__Entries taken from a collection__:
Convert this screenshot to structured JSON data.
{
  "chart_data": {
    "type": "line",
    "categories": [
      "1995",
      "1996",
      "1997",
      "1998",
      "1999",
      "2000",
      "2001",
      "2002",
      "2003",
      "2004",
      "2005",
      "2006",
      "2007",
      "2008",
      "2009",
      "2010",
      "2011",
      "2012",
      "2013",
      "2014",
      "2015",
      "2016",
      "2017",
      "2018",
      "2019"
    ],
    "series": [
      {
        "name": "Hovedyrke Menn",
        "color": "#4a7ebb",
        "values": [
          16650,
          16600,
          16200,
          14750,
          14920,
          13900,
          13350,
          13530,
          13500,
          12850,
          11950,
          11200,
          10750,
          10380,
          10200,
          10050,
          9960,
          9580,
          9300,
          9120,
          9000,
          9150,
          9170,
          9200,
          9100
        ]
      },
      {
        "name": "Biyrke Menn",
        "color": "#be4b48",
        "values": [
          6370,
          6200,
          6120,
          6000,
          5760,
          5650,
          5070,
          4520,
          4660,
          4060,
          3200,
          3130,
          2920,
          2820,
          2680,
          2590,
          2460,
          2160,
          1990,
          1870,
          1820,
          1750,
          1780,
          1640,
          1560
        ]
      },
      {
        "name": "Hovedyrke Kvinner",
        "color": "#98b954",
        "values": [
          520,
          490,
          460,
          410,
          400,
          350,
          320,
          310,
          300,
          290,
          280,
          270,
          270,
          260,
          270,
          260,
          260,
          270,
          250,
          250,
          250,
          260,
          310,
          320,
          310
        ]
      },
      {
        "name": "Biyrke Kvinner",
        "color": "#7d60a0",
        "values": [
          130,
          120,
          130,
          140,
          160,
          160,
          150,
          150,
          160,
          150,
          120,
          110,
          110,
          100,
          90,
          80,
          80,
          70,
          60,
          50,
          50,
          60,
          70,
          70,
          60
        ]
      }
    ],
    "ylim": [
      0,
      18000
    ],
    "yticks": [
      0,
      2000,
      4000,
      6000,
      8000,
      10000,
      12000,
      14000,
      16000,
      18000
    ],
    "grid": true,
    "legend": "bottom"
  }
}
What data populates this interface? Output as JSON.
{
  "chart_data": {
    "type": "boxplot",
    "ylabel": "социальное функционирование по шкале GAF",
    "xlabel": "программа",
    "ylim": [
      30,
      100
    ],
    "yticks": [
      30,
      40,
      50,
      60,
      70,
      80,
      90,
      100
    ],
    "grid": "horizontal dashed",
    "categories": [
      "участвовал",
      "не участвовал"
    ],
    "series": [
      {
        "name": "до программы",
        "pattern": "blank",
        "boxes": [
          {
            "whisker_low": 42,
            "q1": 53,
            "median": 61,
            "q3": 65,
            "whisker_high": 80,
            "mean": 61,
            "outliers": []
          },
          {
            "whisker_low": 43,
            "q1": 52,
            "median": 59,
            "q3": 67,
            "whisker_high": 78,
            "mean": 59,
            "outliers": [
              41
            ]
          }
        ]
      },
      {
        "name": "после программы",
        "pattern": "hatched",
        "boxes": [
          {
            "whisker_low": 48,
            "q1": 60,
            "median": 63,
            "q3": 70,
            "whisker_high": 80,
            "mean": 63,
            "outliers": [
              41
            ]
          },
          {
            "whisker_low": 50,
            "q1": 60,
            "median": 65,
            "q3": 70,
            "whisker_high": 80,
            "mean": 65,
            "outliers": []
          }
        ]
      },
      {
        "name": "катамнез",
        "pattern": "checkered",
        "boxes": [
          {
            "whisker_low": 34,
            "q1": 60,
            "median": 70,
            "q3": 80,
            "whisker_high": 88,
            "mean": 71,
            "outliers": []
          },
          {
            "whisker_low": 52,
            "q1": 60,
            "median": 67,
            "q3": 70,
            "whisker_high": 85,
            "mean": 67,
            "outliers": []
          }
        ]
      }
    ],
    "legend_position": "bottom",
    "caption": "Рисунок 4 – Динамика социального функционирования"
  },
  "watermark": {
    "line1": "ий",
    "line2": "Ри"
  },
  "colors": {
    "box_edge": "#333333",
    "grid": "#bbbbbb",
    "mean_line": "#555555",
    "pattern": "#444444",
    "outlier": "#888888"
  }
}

__Exercise__: Show each line of the data that contains the string "JSON".

__Correct output__:
Convert this screenshot to structured JSON data.
What data populates this interface? Output as JSON.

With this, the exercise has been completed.